══ Excerpted data

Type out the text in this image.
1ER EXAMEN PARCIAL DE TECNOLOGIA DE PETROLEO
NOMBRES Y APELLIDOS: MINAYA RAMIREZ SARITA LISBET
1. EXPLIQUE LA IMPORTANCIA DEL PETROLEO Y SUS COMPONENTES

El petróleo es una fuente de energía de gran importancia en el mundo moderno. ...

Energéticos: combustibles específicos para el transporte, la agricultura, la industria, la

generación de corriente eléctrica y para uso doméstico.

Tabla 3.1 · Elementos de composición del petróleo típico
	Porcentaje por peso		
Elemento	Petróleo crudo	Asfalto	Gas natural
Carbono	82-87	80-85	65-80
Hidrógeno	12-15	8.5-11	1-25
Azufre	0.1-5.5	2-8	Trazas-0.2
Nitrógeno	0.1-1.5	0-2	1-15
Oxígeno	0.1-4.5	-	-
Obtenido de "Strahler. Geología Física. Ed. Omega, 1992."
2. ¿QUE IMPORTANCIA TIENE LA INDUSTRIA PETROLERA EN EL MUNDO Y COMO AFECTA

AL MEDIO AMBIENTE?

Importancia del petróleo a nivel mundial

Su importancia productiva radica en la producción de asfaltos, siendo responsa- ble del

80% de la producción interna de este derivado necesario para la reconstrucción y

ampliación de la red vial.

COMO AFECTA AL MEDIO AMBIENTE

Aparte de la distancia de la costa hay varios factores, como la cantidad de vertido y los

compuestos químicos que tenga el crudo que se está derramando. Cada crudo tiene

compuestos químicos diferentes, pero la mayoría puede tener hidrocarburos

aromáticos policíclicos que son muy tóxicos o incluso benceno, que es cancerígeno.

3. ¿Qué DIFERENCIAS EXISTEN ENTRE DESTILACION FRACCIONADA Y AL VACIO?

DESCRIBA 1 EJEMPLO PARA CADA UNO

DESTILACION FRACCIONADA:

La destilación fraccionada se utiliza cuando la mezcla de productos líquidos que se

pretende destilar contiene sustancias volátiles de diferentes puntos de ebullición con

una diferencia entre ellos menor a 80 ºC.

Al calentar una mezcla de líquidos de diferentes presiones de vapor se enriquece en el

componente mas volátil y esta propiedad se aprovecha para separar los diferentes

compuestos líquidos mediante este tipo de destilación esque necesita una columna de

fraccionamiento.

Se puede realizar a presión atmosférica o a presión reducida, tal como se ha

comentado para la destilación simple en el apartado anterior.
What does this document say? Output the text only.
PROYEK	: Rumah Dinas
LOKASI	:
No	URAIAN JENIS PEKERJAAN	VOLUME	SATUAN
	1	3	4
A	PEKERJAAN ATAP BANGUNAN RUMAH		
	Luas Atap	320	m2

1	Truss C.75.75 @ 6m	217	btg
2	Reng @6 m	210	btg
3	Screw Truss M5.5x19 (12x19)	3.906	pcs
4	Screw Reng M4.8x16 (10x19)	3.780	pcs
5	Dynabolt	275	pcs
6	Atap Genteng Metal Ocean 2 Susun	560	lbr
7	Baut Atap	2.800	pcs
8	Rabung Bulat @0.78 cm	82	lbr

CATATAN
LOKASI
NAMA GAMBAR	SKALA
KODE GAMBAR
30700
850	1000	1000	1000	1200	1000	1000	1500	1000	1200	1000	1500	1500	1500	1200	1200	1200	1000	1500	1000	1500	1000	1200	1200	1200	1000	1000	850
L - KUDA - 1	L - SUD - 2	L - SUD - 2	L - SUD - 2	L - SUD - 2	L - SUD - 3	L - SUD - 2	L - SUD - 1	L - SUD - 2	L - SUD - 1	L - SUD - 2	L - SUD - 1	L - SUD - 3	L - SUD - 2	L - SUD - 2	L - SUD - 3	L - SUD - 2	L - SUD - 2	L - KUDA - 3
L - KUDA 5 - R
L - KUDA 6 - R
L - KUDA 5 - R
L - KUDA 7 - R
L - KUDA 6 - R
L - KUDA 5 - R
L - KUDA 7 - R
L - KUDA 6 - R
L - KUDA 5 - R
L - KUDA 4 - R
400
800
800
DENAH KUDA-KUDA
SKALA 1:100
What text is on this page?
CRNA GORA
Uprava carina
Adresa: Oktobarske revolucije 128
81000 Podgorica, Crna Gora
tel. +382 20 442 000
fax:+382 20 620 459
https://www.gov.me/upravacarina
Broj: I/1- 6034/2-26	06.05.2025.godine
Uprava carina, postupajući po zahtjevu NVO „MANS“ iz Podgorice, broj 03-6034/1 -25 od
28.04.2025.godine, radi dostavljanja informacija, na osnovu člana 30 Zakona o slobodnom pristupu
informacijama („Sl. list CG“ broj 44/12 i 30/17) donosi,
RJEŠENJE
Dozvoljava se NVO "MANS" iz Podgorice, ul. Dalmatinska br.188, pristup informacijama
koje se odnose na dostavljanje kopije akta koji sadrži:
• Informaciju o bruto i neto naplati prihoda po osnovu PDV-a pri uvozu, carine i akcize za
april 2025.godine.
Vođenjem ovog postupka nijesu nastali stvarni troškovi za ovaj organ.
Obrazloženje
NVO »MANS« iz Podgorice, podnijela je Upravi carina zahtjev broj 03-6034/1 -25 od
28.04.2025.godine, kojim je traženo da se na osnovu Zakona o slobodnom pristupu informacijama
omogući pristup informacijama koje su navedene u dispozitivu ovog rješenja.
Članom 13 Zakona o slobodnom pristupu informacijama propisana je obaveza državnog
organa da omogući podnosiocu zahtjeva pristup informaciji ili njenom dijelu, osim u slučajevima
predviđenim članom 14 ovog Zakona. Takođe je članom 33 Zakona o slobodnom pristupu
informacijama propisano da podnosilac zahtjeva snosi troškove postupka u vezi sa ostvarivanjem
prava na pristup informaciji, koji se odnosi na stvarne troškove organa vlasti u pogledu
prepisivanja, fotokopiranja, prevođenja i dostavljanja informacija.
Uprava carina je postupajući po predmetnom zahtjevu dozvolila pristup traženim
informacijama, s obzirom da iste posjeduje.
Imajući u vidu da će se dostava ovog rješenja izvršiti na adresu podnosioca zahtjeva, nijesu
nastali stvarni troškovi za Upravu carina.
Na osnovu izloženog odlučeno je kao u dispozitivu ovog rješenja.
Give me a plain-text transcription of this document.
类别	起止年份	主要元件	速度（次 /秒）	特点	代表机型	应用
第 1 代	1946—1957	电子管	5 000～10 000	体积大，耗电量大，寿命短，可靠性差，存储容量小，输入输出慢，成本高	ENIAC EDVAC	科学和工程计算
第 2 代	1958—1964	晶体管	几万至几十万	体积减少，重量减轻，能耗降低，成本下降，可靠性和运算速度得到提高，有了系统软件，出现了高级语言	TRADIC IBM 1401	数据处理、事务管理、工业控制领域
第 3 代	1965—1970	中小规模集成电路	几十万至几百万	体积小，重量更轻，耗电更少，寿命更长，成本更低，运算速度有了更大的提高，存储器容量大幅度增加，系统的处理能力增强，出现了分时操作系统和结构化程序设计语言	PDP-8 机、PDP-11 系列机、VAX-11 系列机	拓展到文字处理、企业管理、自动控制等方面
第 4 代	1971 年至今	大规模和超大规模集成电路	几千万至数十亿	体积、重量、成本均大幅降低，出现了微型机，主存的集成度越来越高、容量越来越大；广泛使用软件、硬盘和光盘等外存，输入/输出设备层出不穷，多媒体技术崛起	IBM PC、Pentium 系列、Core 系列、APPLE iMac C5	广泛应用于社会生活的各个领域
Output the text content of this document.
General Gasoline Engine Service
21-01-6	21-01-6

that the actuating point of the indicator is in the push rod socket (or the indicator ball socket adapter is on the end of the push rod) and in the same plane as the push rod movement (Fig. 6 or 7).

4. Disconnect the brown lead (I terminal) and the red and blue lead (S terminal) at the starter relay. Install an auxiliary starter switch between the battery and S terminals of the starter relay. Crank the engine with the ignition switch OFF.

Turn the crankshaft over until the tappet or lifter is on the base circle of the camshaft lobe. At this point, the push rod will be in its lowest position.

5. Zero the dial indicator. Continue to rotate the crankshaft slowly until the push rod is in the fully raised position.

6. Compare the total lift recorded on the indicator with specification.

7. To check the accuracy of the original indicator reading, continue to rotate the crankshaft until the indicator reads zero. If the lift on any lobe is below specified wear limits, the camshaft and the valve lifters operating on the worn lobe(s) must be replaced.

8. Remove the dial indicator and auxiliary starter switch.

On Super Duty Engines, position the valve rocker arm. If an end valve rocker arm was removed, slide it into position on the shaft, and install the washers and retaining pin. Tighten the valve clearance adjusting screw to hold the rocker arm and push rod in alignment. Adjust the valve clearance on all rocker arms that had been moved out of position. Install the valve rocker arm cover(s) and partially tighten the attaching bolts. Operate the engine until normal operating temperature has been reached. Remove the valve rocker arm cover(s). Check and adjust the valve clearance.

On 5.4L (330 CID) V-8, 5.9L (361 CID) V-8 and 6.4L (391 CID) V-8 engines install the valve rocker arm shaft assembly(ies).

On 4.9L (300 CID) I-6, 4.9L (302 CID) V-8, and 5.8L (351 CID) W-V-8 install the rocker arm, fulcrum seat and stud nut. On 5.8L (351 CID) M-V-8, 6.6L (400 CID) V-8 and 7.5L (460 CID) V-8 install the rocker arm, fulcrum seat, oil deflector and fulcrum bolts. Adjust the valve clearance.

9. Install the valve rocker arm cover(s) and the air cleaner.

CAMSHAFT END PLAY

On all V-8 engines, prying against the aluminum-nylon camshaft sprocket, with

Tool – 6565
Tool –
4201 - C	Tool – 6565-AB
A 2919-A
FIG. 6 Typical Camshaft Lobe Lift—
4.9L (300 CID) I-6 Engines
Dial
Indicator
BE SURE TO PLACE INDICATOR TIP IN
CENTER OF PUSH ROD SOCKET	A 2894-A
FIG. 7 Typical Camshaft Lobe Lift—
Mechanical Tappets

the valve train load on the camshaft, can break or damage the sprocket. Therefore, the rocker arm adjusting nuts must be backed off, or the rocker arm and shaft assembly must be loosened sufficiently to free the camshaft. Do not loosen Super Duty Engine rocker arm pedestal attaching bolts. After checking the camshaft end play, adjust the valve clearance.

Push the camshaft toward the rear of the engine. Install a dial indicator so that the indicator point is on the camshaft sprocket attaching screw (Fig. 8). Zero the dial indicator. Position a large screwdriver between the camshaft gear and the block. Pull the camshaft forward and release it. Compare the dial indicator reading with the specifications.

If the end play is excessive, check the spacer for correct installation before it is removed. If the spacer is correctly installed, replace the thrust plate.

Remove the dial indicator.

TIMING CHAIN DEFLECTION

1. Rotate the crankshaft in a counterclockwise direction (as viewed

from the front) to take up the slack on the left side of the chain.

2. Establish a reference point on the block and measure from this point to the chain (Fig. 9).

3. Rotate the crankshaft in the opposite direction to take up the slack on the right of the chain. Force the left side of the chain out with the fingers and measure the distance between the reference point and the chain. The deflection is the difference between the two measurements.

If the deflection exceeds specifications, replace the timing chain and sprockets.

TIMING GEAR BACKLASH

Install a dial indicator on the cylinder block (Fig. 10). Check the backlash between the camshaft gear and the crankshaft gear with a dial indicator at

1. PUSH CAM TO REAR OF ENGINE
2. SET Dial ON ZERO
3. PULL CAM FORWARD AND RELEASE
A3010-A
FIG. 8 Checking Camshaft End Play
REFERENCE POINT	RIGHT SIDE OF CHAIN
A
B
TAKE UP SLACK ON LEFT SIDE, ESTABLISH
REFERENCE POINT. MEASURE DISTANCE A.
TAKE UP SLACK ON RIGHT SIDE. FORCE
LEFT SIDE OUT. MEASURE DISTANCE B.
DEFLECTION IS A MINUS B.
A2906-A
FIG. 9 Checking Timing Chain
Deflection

════

== What is expected ==
Where a line of the entries contains the word "specifications", copy that line.

== Full response ==
Push the camshaft toward the rear of the engine. Install a dial indicator so that the indicator point is on the camshaft sprocket attaching screw (Fig. 8). Zero the dial indicator. Position a large screwdriver between the camshaft gear and the block. Pull the camshaft forward and release it. Compare the dial indicator reading with the specifications.
If the deflection exceeds specifications, replace the timing chain and sprockets.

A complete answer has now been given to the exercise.